* **AIM**
Give the material again in full, matching it exactly.

----- GIVEN RECORDS -----

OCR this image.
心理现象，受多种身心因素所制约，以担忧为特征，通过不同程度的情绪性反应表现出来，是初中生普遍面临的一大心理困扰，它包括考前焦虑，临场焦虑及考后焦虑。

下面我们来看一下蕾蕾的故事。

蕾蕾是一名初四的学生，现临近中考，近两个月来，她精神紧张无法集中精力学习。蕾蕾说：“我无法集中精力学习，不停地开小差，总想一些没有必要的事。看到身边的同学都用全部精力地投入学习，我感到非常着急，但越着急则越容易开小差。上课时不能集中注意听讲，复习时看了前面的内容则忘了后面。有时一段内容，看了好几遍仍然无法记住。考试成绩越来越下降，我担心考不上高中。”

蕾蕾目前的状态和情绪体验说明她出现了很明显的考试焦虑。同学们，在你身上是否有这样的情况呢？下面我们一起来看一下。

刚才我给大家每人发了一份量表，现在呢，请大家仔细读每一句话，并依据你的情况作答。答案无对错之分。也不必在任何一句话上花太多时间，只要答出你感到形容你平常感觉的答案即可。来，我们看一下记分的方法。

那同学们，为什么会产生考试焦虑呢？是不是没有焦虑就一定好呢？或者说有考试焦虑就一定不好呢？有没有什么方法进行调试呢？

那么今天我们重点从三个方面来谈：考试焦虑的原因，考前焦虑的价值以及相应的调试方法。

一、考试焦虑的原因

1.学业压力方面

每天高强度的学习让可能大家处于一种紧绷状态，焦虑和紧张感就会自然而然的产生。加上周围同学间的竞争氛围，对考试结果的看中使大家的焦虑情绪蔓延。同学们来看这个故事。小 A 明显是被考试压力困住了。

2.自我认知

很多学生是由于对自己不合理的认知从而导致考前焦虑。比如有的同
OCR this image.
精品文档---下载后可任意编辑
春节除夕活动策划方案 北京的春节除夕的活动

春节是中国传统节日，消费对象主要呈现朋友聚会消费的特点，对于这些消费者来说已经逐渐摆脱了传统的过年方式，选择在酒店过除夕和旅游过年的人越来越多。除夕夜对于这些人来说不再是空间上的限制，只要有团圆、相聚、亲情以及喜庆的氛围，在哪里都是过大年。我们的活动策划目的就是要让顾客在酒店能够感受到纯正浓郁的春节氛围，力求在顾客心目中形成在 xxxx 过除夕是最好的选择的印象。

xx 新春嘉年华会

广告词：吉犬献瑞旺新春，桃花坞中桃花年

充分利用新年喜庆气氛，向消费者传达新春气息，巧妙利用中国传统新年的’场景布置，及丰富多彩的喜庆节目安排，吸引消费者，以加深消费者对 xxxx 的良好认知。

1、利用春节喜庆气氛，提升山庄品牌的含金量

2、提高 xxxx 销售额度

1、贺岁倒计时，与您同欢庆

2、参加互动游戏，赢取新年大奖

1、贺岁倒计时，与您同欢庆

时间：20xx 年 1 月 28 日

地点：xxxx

-----

* **THE OUTPUT**
OCR this image.
心理现象，受多种身心因素所制约，以担忧为特征，通过不同程度的情绪性反应表现出来，是初中生普遍面临的一大心理困扰，它包括考前焦虑，临场焦虑及考后焦虑。

下面我们来看一下蕾蕾的故事。

蕾蕾是一名初四的学生，现临近中考，近两个月来，她精神紧张无法集中精力学习。蕾蕾说：“我无法集中精力学习，不停地开小差，总想一些没有必要的事。看到身边的同学都用全部精力地投入学习，我感到非常着急，但越着急则越容易开小差。上课时不能集中注意听讲，复习时看了前面的内容则忘了后面。有时一段内容，看了好几遍仍然无法记住。考试成绩越来越下降，我担心考不上高中。”

蕾蕾目前的状态和情绪体验说明她出现了很明显的考试焦虑。同学们，在你身上是否有这样的情况呢？下面我们一起来看一下。

刚才我给大家每人发了一份量表，现在呢，请大家仔细读每一句话，并依据你的情况作答。答案无对错之分。也不必在任何一句话上花太多时间，只要答出你感到形容你平常感觉的答案即可。来，我们看一下记分的方法。

那同学们，为什么会产生考试焦虑呢？是不是没有焦虑就一定好呢？或者说有考试焦虑就一定不好呢？有没有什么方法进行调试呢？

那么今天我们重点从三个方面来谈：考试焦虑的原因，考前焦虑的价值以及相应的调试方法。

一、考试焦虑的原因

1.学业压力方面

每天高强度的学习让可能大家处于一种紧绷状态，焦虑和紧张感就会自然而然的产生。加上周围同学间的竞争氛围，对考试结果的看中使大家的焦虑情绪蔓延。同学们来看这个故事。小 A 明显是被考试压力困住了。

2.自我认知

很多学生是由于对自己不合理的认知从而导致考前焦虑。比如有的同
OCR this image.
精品文档---下载后可任意编辑
春节除夕活动策划方案 北京的春节除夕的活动

春节是中国传统节日，消费对象主要呈现朋友聚会消费的特点，对于这些消费者来说已经逐渐摆脱了传统的过年方式，选择在酒店过除夕和旅游过年的人越来越多。除夕夜对于这些人来说不再是空间上的限制，只要有团圆、相聚、亲情以及喜庆的氛围，在哪里都是过大年。我们的活动策划目的就是要让顾客在酒店能够感受到纯正浓郁的春节氛围，力求在顾客心目中形成在 xxxx 过除夕是最好的选择的印象。

xx 新春嘉年华会

广告词：吉犬献瑞旺新春，桃花坞中桃花年

充分利用新年喜庆气氛，向消费者传达新春气息，巧妙利用中国传统新年的’场景布置，及丰富多彩的喜庆节目安排，吸引消费者，以加深消费者对 xxxx 的良好认知。

1、利用春节喜庆气氛，提升山庄品牌的含金量

2、提高 xxxx 销售额度

1、贺岁倒计时，与您同欢庆

2、参加互动游戏，赢取新年大奖

1、贺岁倒计时，与您同欢庆

时间：20xx 年 1 月 28 日

地点：xxxx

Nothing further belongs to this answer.